----- MATERIAL FOR THE TASK -----

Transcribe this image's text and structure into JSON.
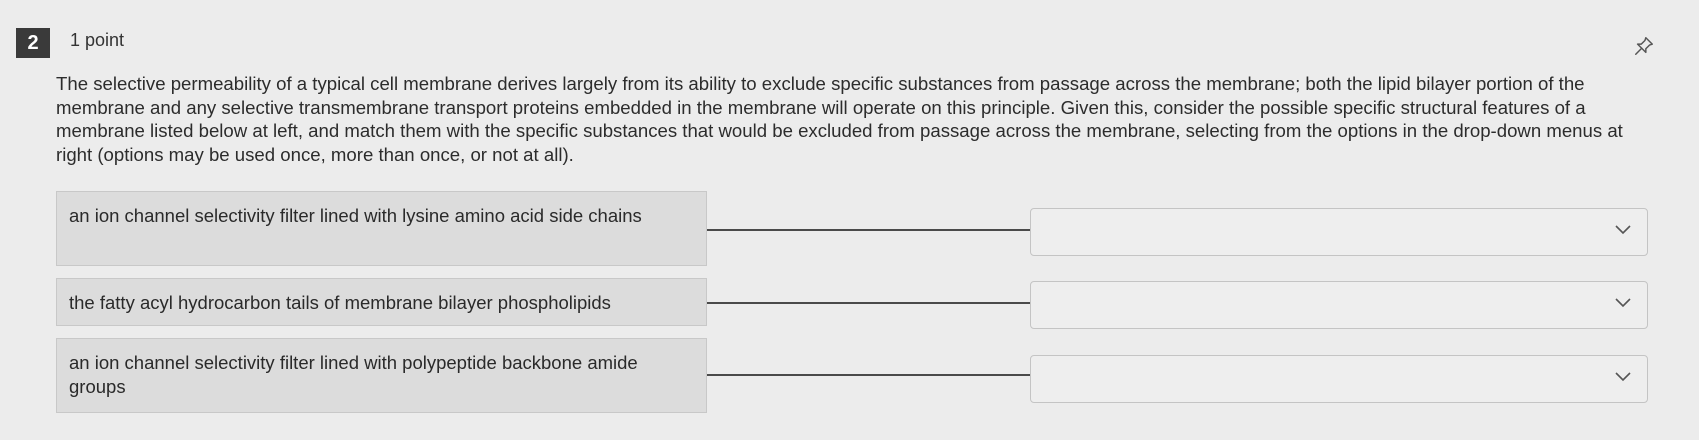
{
  "question": {
    "number": "2",
    "points": "1 point",
    "prompt": "The selective permeability of a typical cell membrane derives largely from its ability to exclude specific substances from passage across the membrane; both the lipid bilayer portion of the membrane and any selective transmembrane transport proteins embedded in the membrane will operate on this principle. Given this, consider the possible specific structural features of a membrane listed below at left, and match them with the specific substances that would be excluded from passage across the membrane, selecting from the options in the drop-down menus at right (options may be used once, more than once, or not at all)."
  },
  "items": [
    {
      "label": "an ion channel selectivity filter lined with lysine amino acid side chains",
      "selected": ""
    },
    {
      "label": "the fatty acyl hydrocarbon tails of membrane bilayer phospholipids",
      "selected": ""
    },
    {
      "label": "an ion channel selectivity filter lined with polypeptide backbone amide groups",
      "selected": ""
    }
  ],
  "icons": {
    "pin": "pin-icon",
    "dropdown": "chevron-down-icon"
  },
  "colors": {
    "badge": "#3a3a3a",
    "feature_bg": "#dcdcdc",
    "page_bg": "#ececec"
  }
}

-----

**TASK:** The response must consist of the entries above exactly as they stand, minus any pictures.

**EXPECTED ANSWER:**
Transcribe this image's text and structure into JSON.
{
  "question": {
    "number": "2",
    "points": "1 point",
    "prompt": "The selective permeability of a typical cell membrane derives largely from its ability to exclude specific substances from passage across the membrane; both the lipid bilayer portion of the membrane and any selective transmembrane transport proteins embedded in the membrane will operate on this principle. Given this, consider the possible specific structural features of a membrane listed below at left, and match them with the specific substances that would be excluded from passage across the membrane, selecting from the options in the drop-down menus at right (options may be used once, more than once, or not at all)."
  },
  "items": [
    {
      "label": "an ion channel selectivity filter lined with lysine amino acid side chains",
      "selected": ""
    },
    {
      "label": "the fatty acyl hydrocarbon tails of membrane bilayer phospholipids",
      "selected": ""
    },
    {
      "label": "an ion channel selectivity filter lined with polypeptide backbone amide groups",
      "selected": ""
    }
  ],
  "icons": {
    "pin": "pin-icon",
    "dropdown": "chevron-down-icon"
  },
  "colors": {
    "badge": "#3a3a3a",
    "feature_bg": "#dcdcdc",
    "page_bg": "#ececec"
  }
}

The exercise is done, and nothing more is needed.